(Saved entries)
----

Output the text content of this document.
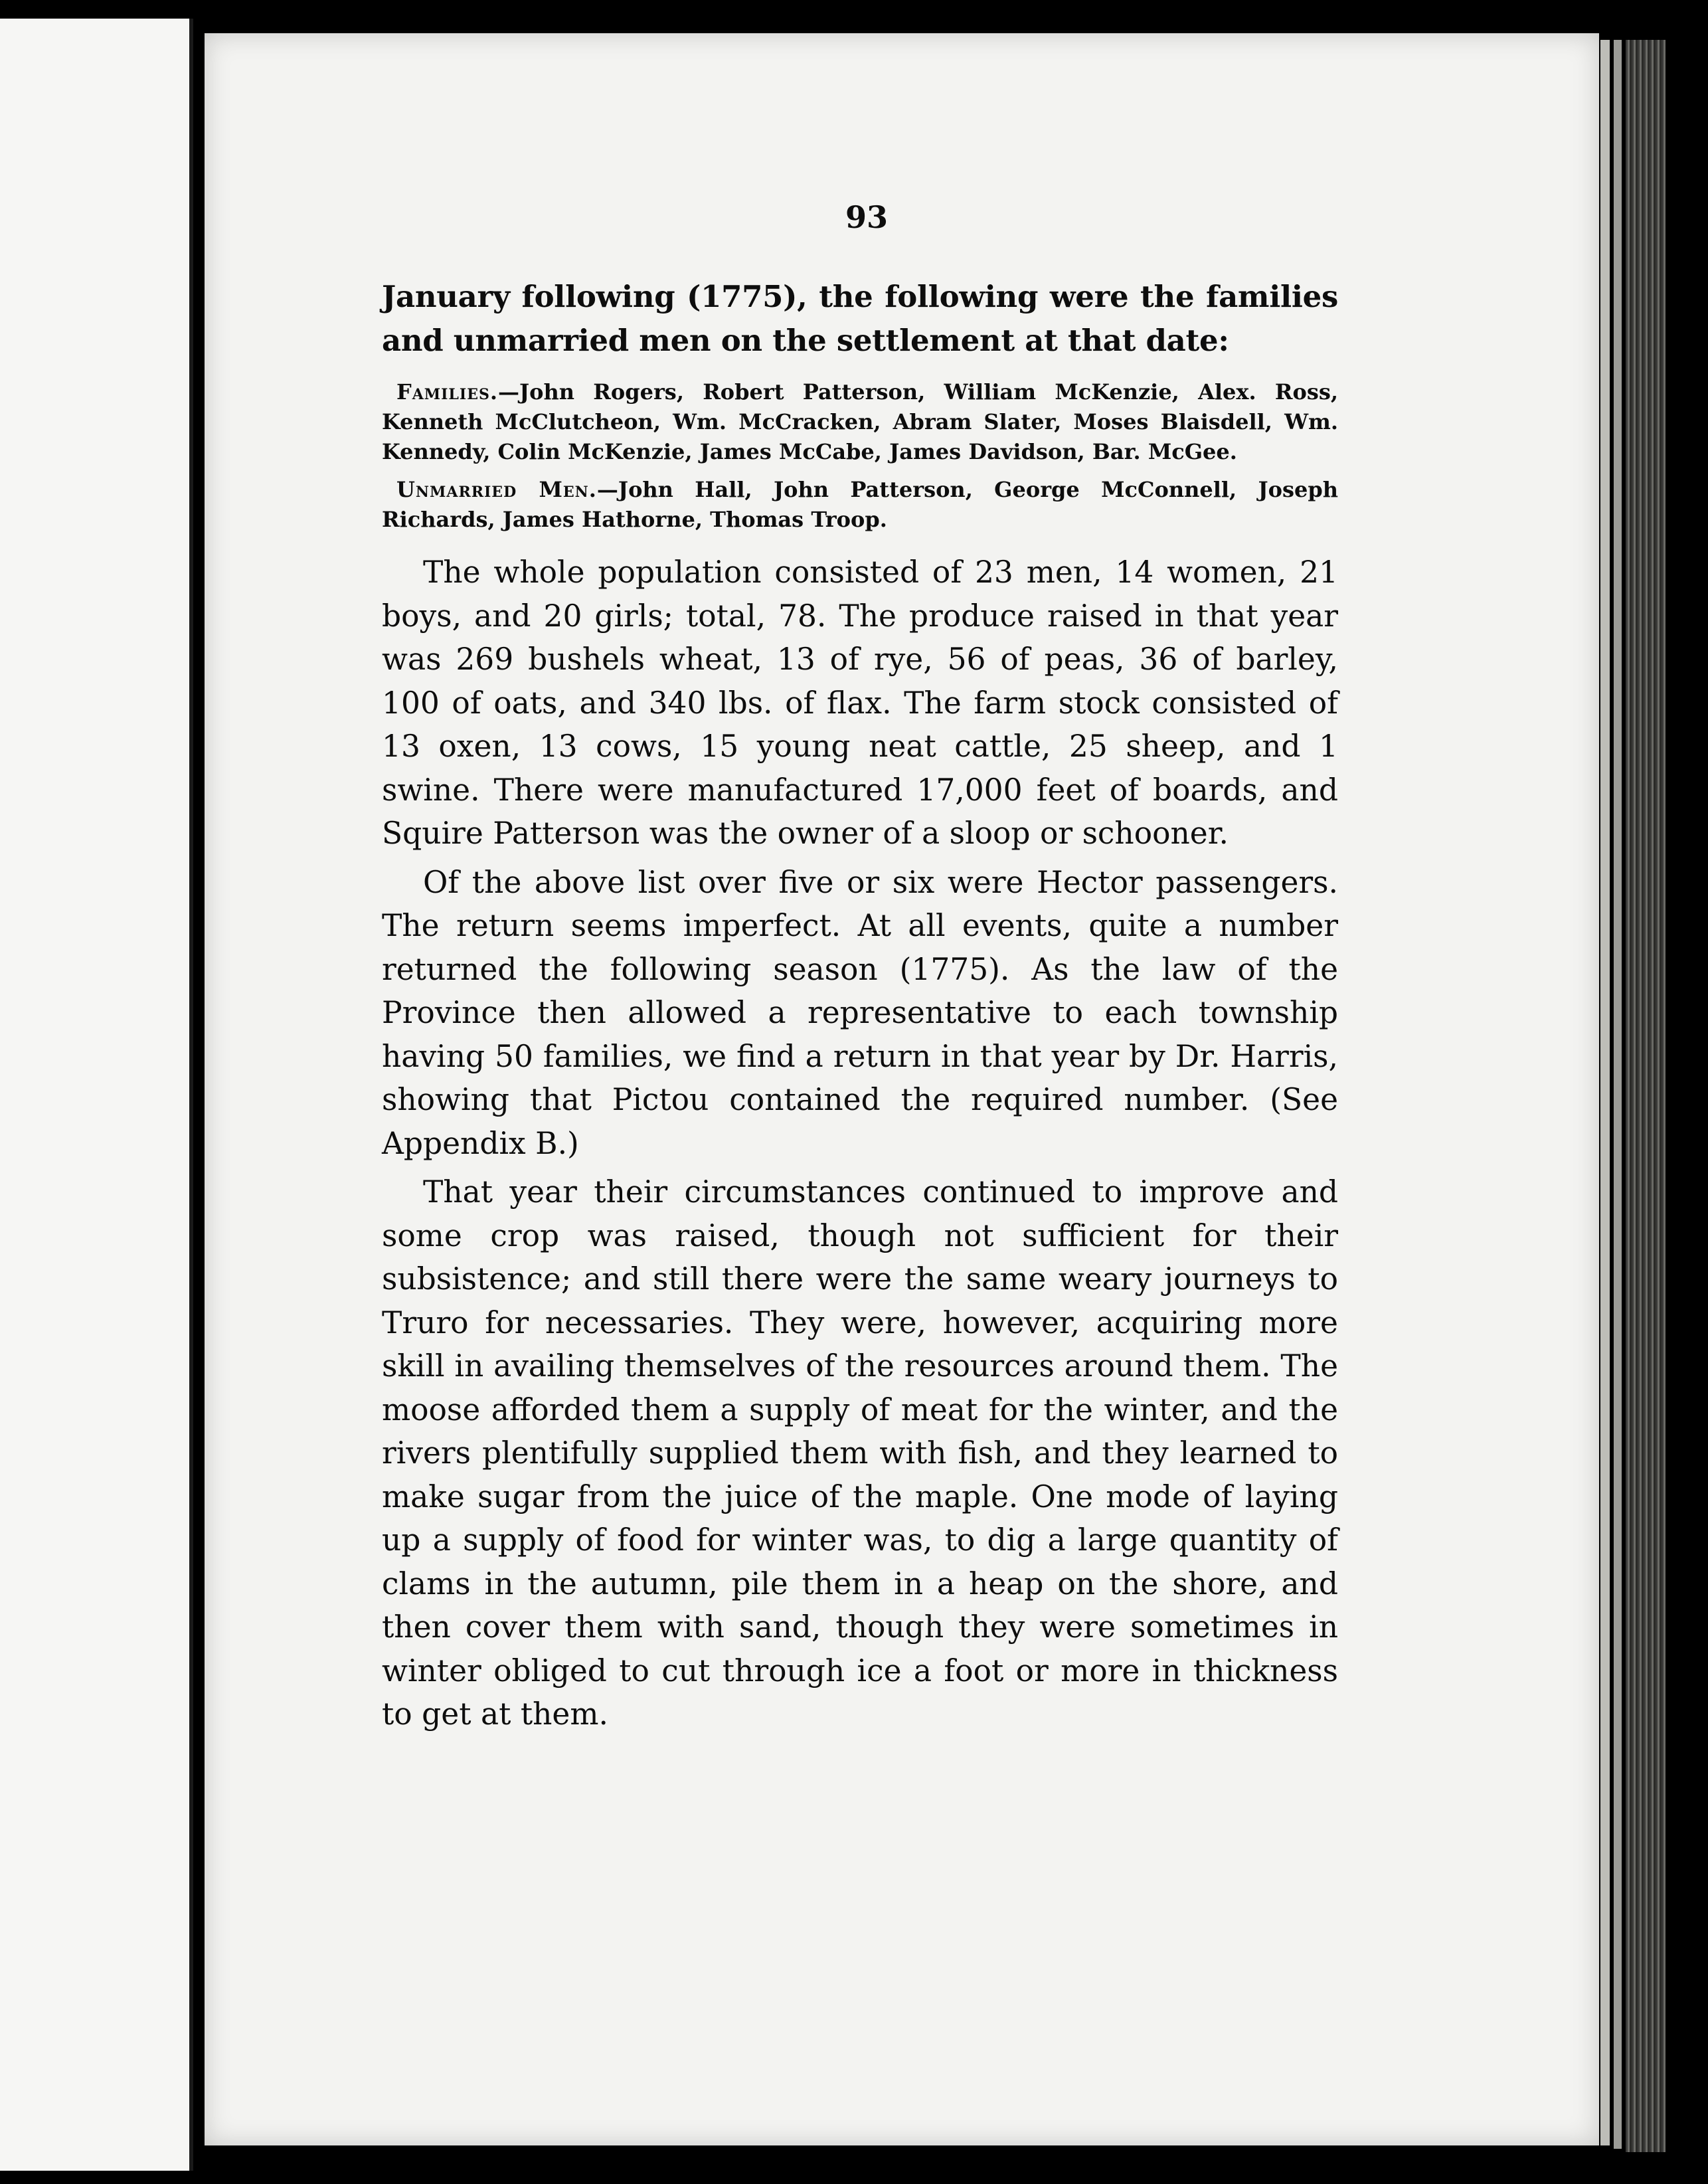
93

January following (1775), the following were the families and unmarried men on the settlement at that date:

Families.—John Rogers, Robert Patterson, William McKenzie, Alex. Ross, Kenneth McClutcheon, Wm. McCracken, Abram Slater, Moses Blaisdell, Wm. Kennedy, Colin McKenzie, James McCabe, James Davidson, Bar. McGee.

Unmarried Men.—John Hall, John Patterson, George McConnell, Joseph Richards, James Hathorne, Thomas Troop.

The whole population consisted of 23 men, 14 women, 21 boys, and 20 girls; total, 78. The produce raised in that year was 269 bushels wheat, 13 of rye, 56 of peas, 36 of barley, 100 of oats, and 340 lbs. of flax. The farm stock consisted of 13 oxen, 13 cows, 15 young neat cattle, 25 sheep, and 1 swine. There were manufactured 17,000 feet of boards, and Squire Patterson was the owner of a sloop or schooner.

Of the above list over five or six were Hector passengers. The return seems imperfect. At all events, quite a number returned the following season (1775). As the law of the Province then allowed a representative to each township having 50 families, we find a return in that year by Dr. Harris, showing that Pictou contained the required number. (See Appendix B.)

That year their circumstances continued to improve and some crop was raised, though not sufficient for their subsistence; and still there were the same weary journeys to Truro for necessaries. They were, however, acquiring more skill in availing themselves of the resources around them. The moose afforded them a supply of meat for the winter, and the rivers plentifully supplied them with fish, and they learned to make sugar from the juice of the maple. One mode of laying up a supply of food for winter was, to dig a large quantity of clams in the autumn, pile them in a heap on the shore, and then cover them with sand, though they were sometimes in winter obliged to cut through ice a foot or more in thickness to get at them.
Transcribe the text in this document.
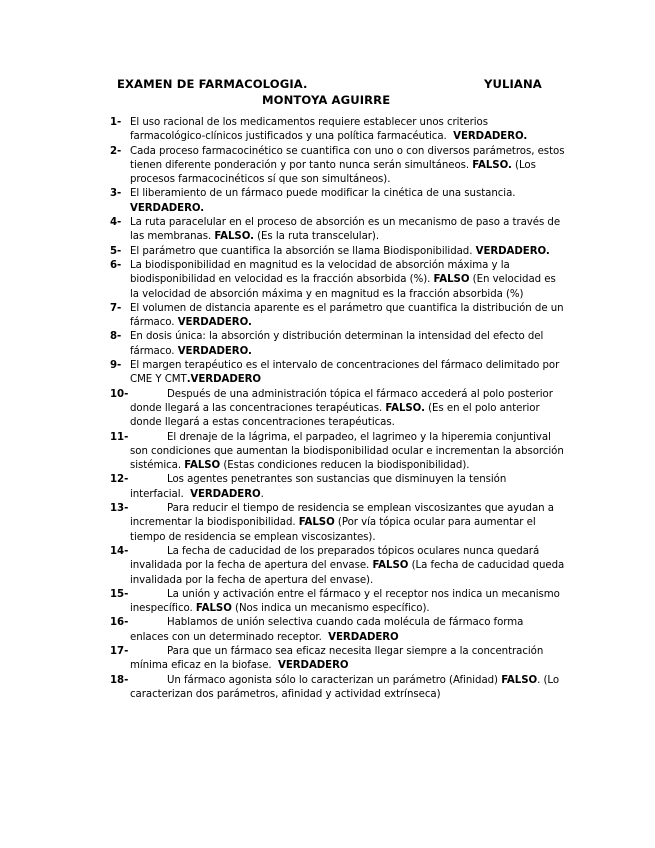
EXAMEN DE FARMACOLOGIA.	YULIANA
MONTOYA AGUIRRE
1- El uso racional de los medicamentos requiere establecer unos criterios farmacológico-clínicos justificados y una política farmacéutica. VERDADERO.
2- Cada proceso farmacocinético se cuantifica con uno o con diversos parámetros, estos tienen diferente ponderación y por tanto nunca serán simultáneos. FALSO. (Los procesos farmacocinéticos sí que son simultáneos).
3- El liberamiento de un fármaco puede modificar la cinética de una sustancia. VERDADERO.
4- La ruta paracelular en el proceso de absorción es un mecanismo de paso a través de las membranas. FALSO. (Es la ruta transcelular).
5- El parámetro que cuantifica la absorción se llama Biodisponibilidad. VERDADERO.
6- La biodisponibilidad en magnitud es la velocidad de absorción máxima y la biodisponibilidad en velocidad es la fracción absorbida (%). FALSO (En velocidad es la velocidad de absorción máxima y en magnitud es la fracción absorbida (%)
7- El volumen de distancia aparente es el parámetro que cuantifica la distribución de un fármaco. VERDADERO.
8- En dosis única: la absorción y distribución determinan la intensidad del efecto del fármaco. VERDADERO.
9- El margen terapéutico es el intervalo de concentraciones del fármaco delimitado por CME Y CMT.VERDADERO
10-	Después de una administración tópica el fármaco accederá al polo posterior donde llegará a las concentraciones terapéuticas. FALSO. (Es en el polo anterior donde llegará a estas concentraciones terapéuticas.
11-	El drenaje de la lágrima, el parpadeo, el lagrimeo y la hiperemia conjuntival son condiciones que aumentan la biodisponibilidad ocular e incrementan la absorción sistémica. FALSO (Estas condiciones reducen la biodisponibilidad).
12-	Los agentes penetrantes son sustancias que disminuyen la tensión interfacial. VERDADERO.
13-	Para reducir el tiempo de residencia se emplean viscosizantes que ayudan a incrementar la biodisponibilidad. FALSO (Por vía tópica ocular para aumentar el tiempo de residencia se emplean viscosizantes).
14-	La fecha de caducidad de los preparados tópicos oculares nunca quedará invalidada por la fecha de apertura del envase. FALSO (La fecha de caducidad queda invalidada por la fecha de apertura del envase).
15-	La unión y activación entre el fármaco y el receptor nos indica un mecanismo inespecífico. FALSO (Nos indica un mecanismo específico).
16-	Hablamos de unión selectiva cuando cada molécula de fármaco forma enlaces con un determinado receptor. VERDADERO
17-	Para que un fármaco sea eficaz necesita llegar siempre a la concentración mínima eficaz en la biofase. VERDADERO
18-	Un fármaco agonista sólo lo caracterizan un parámetro (Afinidad) FALSO. (Lo caracterizan dos parámetros, afinidad y actividad extrínseca)
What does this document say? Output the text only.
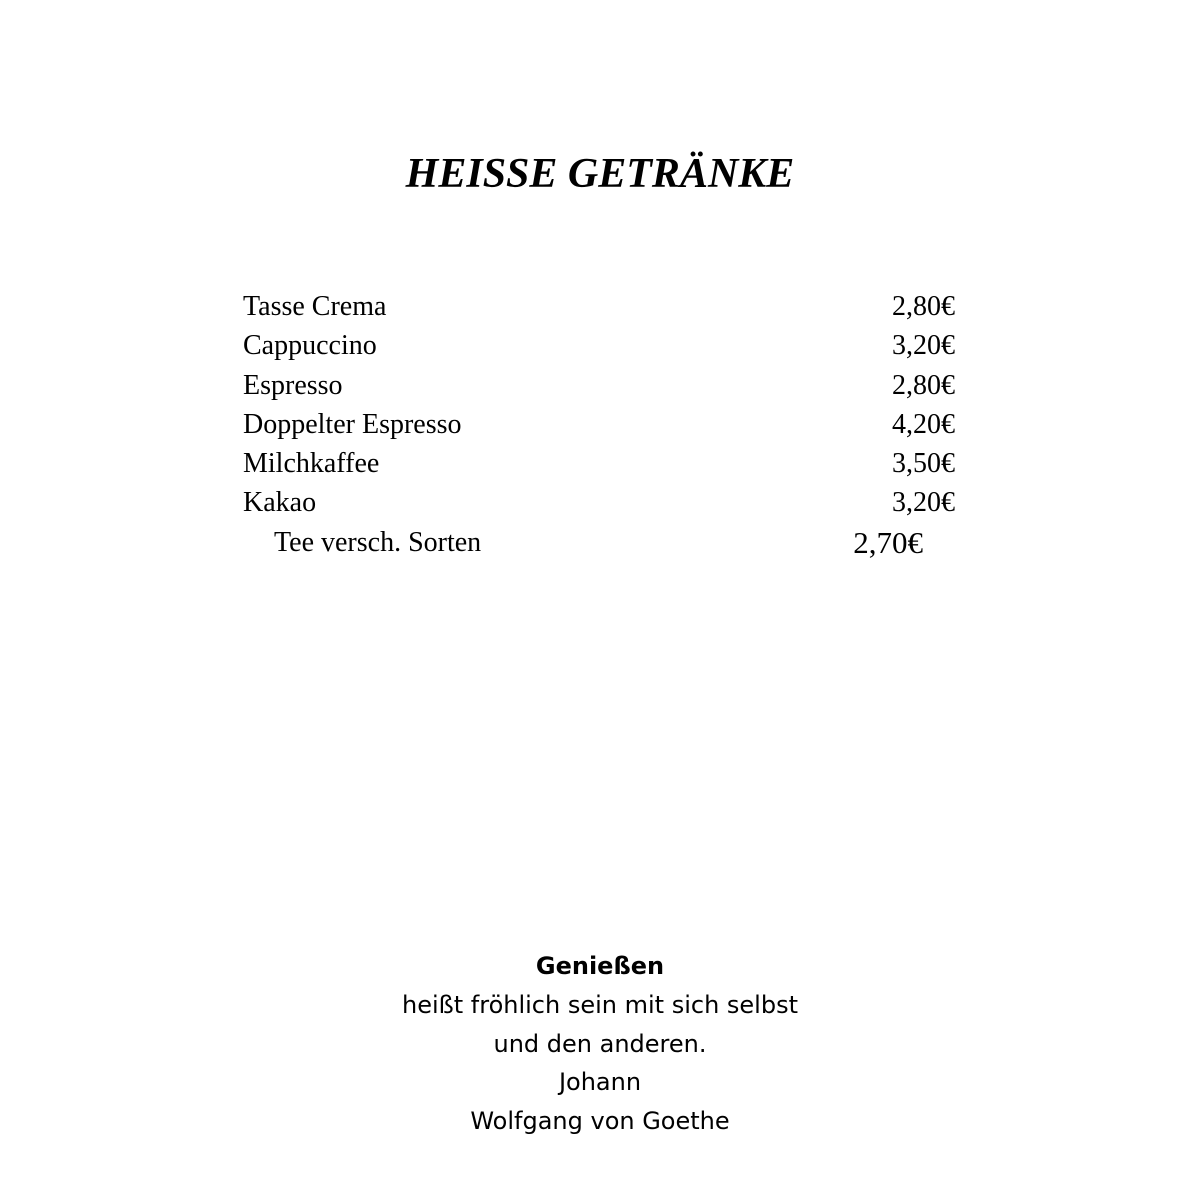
HEISSE GETRÄNKE
Tasse Crema	2,80€
Cappuccino	3,20€
Espresso	2,80€
Doppelter Espresso	4,20€
Milchkaffee	3,50€
Kakao	3,20€
Tee versch. Sorten	2,70€
Genießen
heißt fröhlich sein mit sich selbst
und den anderen.
Johann
Wolfgang von Goethe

----

### REQUIREMENTS
Every line of the listing that holds "concentraciones" should be found and copied.

### SOLUTION FOR THIS EXERCISE
9- El margen terapéutico es el intervalo de concentraciones del fármaco delimitado por CME Y CMT.VERDADERO
10-	Después de una administración tópica el fármaco accederá al polo posterior donde llegará a las concentraciones terapéuticas. FALSO. (Es en el polo anterior donde llegará a estas concentraciones terapéuticas.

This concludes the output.